**SUPPLIED RECORDS**
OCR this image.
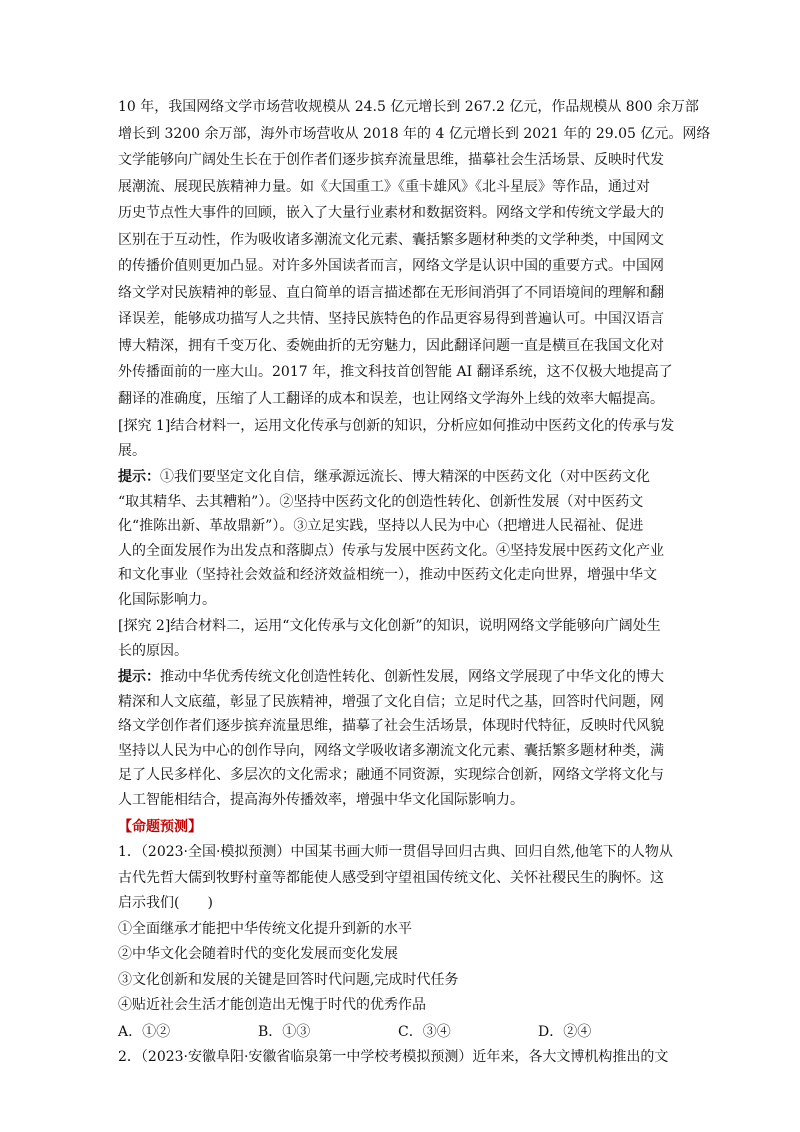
10 年，我国网络文学市场营收规模从 24.5 亿元增长到 267.2 亿元，作品规模从 800 余万部

增长到 3200 余万部，海外市场营收从 2018 年的 4 亿元增长到 2021 年的 29.05 亿元。网络

文学能够向广阔处生长在于创作者们逐步摈弃流量思维，描摹社会生活场景、反映时代发

展潮流、展现民族精神力量。如《大国重工》《重卡雄风》《北斗星辰》等作品，通过对

历史节点性大事件的回顾，嵌入了大量行业素材和数据资料。网络文学和传统文学最大的

区别在于互动性，作为吸收诸多潮流文化元素、囊括繁多题材种类的文学种类，中国网文

的传播价值则更加凸显。对许多外国读者而言，网络文学是认识中国的重要方式。中国网

络文学对民族精神的彰显、直白简单的语言描述都在无形间消弭了不同语境间的理解和翻

译误差，能够成功描写人之共情、坚持民族特色的作品更容易得到普遍认可。中国汉语言

博大精深，拥有千变万化、委婉曲折的无穷魅力，因此翻译问题一直是横亘在我国文化对

外传播面前的一座大山。2017 年，推文科技首创智能 AI 翻译系统，这不仅极大地提高了

翻译的准确度，压缩了人工翻译的成本和误差，也让网络文学海外上线的效率大幅提高。

[探究 1]结合材料一，运用文化传承与创新的知识，分析应如何推动中医药文化的传承与发

展。

提示：①我们要坚定文化自信，继承源远流长、博大精深的中医药文化（对中医药文化

“取其精华、去其糟粕”）。②坚持中医药文化的创造性转化、创新性发展（对中医药文

化“推陈出新、革故鼎新”）。③立足实践，坚持以人民为中心（把增进人民福祉、促进

人的全面发展作为出发点和落脚点）传承与发展中医药文化。④坚持发展中医药文化产业

和文化事业（坚持社会效益和经济效益相统一），推动中医药文化走向世界，增强中华文

化国际影响力。

[探究 2]结合材料二，运用“文化传承与文化创新”的知识，说明网络文学能够向广阔处生

长的原因。

提示：推动中华优秀传统文化创造性转化、创新性发展，网络文学展现了中华文化的博大

精深和人文底蕴，彰显了民族精神，增强了文化自信；立足时代之基，回答时代问题，网

络文学创作者们逐步摈弃流量思维，描摹了社会生活场景，体现时代特征，反映时代风貌

坚持以人民为中心的创作导向，网络文学吸收诸多潮流文化元素、囊括繁多题材种类，满

足了人民多样化、多层次的文化需求；融通不同资源，实现综合创新，网络文学将文化与

人工智能相结合，提高海外传播效率，增强中华文化国际影响力。

【命题预测】

1．（2023·全国·模拟预测）中国某书画大师一贯倡导回归古典、回归自然,他笔下的人物从

古代先哲大儒到牧野村童等都能使人感受到守望祖国传统文化、关怀社稷民生的胸怀。这

启示我们(　　)

①全面继承才能把中华传统文化提升到新的水平

②中华文化会随着时代的变化发展而变化发展

③文化创新和发展的关键是回答时代问题,完成时代任务

④贴近社会生活才能创造出无愧于时代的优秀作品

A．①②	B．①③	C．③④	D．②④

2．（2023·安徽阜阳·安徽省临泉第一中学校考模拟预测）近年来，各大文博机构推出的文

**THE EXERCISE**
With the pictures left out, transcribe the material exactly.

**EXPECTED ANSWER**
OCR this image.
10 年，我国网络文学市场营收规模从 24.5 亿元增长到 267.2 亿元，作品规模从 800 余万部

增长到 3200 余万部，海外市场营收从 2018 年的 4 亿元增长到 2021 年的 29.05 亿元。网络

文学能够向广阔处生长在于创作者们逐步摈弃流量思维，描摹社会生活场景、反映时代发

展潮流、展现民族精神力量。如《大国重工》《重卡雄风》《北斗星辰》等作品，通过对

历史节点性大事件的回顾，嵌入了大量行业素材和数据资料。网络文学和传统文学最大的

区别在于互动性，作为吸收诸多潮流文化元素、囊括繁多题材种类的文学种类，中国网文

的传播价值则更加凸显。对许多外国读者而言，网络文学是认识中国的重要方式。中国网

络文学对民族精神的彰显、直白简单的语言描述都在无形间消弭了不同语境间的理解和翻

译误差，能够成功描写人之共情、坚持民族特色的作品更容易得到普遍认可。中国汉语言

博大精深，拥有千变万化、委婉曲折的无穷魅力，因此翻译问题一直是横亘在我国文化对

外传播面前的一座大山。2017 年，推文科技首创智能 AI 翻译系统，这不仅极大地提高了

翻译的准确度，压缩了人工翻译的成本和误差，也让网络文学海外上线的效率大幅提高。

[探究 1]结合材料一，运用文化传承与创新的知识，分析应如何推动中医药文化的传承与发

展。

提示：①我们要坚定文化自信，继承源远流长、博大精深的中医药文化（对中医药文化

“取其精华、去其糟粕”）。②坚持中医药文化的创造性转化、创新性发展（对中医药文

化“推陈出新、革故鼎新”）。③立足实践，坚持以人民为中心（把增进人民福祉、促进

人的全面发展作为出发点和落脚点）传承与发展中医药文化。④坚持发展中医药文化产业

和文化事业（坚持社会效益和经济效益相统一），推动中医药文化走向世界，增强中华文

化国际影响力。

[探究 2]结合材料二，运用“文化传承与文化创新”的知识，说明网络文学能够向广阔处生

长的原因。

提示：推动中华优秀传统文化创造性转化、创新性发展，网络文学展现了中华文化的博大

精深和人文底蕴，彰显了民族精神，增强了文化自信；立足时代之基，回答时代问题，网

络文学创作者们逐步摈弃流量思维，描摹了社会生活场景，体现时代特征，反映时代风貌

坚持以人民为中心的创作导向，网络文学吸收诸多潮流文化元素、囊括繁多题材种类，满

足了人民多样化、多层次的文化需求；融通不同资源，实现综合创新，网络文学将文化与

人工智能相结合，提高海外传播效率，增强中华文化国际影响力。

【命题预测】

1．（2023·全国·模拟预测）中国某书画大师一贯倡导回归古典、回归自然,他笔下的人物从

古代先哲大儒到牧野村童等都能使人感受到守望祖国传统文化、关怀社稷民生的胸怀。这

启示我们(　　)

①全面继承才能把中华传统文化提升到新的水平

②中华文化会随着时代的变化发展而变化发展

③文化创新和发展的关键是回答时代问题,完成时代任务

④贴近社会生活才能创造出无愧于时代的优秀作品

A．①②	B．①③	C．③④	D．②④

2．（2023·安徽阜阳·安徽省临泉第一中学校考模拟预测）近年来，各大文博机构推出的文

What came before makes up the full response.